▶ _Written exercise_: Each line below is to be written out in full, exactly as shown.
▬▬▬▬▬▬▬▬▬▬
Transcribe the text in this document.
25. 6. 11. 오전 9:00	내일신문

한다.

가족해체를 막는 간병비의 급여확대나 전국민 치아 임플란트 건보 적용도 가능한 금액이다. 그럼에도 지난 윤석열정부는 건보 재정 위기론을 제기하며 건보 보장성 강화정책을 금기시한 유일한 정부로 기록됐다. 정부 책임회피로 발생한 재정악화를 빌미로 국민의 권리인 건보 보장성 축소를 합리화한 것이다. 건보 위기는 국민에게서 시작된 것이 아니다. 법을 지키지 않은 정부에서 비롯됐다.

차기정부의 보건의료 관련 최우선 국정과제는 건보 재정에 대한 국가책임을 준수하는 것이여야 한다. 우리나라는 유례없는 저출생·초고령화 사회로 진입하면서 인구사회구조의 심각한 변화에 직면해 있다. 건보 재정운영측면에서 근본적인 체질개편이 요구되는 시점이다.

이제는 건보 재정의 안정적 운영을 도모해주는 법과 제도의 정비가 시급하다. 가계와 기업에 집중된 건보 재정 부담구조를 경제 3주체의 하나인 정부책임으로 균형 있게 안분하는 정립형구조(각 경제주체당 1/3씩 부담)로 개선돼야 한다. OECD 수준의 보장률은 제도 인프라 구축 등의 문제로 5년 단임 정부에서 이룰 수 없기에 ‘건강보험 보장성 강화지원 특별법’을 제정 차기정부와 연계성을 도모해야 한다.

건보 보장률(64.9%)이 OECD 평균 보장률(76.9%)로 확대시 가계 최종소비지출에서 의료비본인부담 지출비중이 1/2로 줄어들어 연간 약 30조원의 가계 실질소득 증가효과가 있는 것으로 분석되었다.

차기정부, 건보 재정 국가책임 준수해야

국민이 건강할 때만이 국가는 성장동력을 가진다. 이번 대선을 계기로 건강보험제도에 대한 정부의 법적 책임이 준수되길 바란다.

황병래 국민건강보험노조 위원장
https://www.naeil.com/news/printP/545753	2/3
▬▬▬▬▬▬▬▬▬▬
▶ _Exercise response_:
Transcribe the text in this document.
25. 6. 11. 오전 9:00	내일신문

한다.

가족해체를 막는 간병비의 급여확대나 전국민 치아 임플란트 건보 적용도 가능한 금액이다. 그럼에도 지난 윤석열정부는 건보 재정 위기론을 제기하며 건보 보장성 강화정책을 금기시한 유일한 정부로 기록됐다. 정부 책임회피로 발생한 재정악화를 빌미로 국민의 권리인 건보 보장성 축소를 합리화한 것이다. 건보 위기는 국민에게서 시작된 것이 아니다. 법을 지키지 않은 정부에서 비롯됐다.

차기정부의 보건의료 관련 최우선 국정과제는 건보 재정에 대한 국가책임을 준수하는 것이여야 한다. 우리나라는 유례없는 저출생·초고령화 사회로 진입하면서 인구사회구조의 심각한 변화에 직면해 있다. 건보 재정운영측면에서 근본적인 체질개편이 요구되는 시점이다.

이제는 건보 재정의 안정적 운영을 도모해주는 법과 제도의 정비가 시급하다. 가계와 기업에 집중된 건보 재정 부담구조를 경제 3주체의 하나인 정부책임으로 균형 있게 안분하는 정립형구조(각 경제주체당 1/3씩 부담)로 개선돼야 한다. OECD 수준의 보장률은 제도 인프라 구축 등의 문제로 5년 단임 정부에서 이룰 수 없기에 ‘건강보험 보장성 강화지원 특별법’을 제정 차기정부와 연계성을 도모해야 한다.

건보 보장률(64.9%)이 OECD 평균 보장률(76.9%)로 확대시 가계 최종소비지출에서 의료비본인부담 지출비중이 1/2로 줄어들어 연간 약 30조원의 가계 실질소득 증가효과가 있는 것으로 분석되었다.

차기정부, 건보 재정 국가책임 준수해야

국민이 건강할 때만이 국가는 성장동력을 가진다. 이번 대선을 계기로 건강보험제도에 대한 정부의 법적 책임이 준수되길 바란다.

황병래 국민건강보험노조 위원장
https://www.naeil.com/news/printP/545753	2/3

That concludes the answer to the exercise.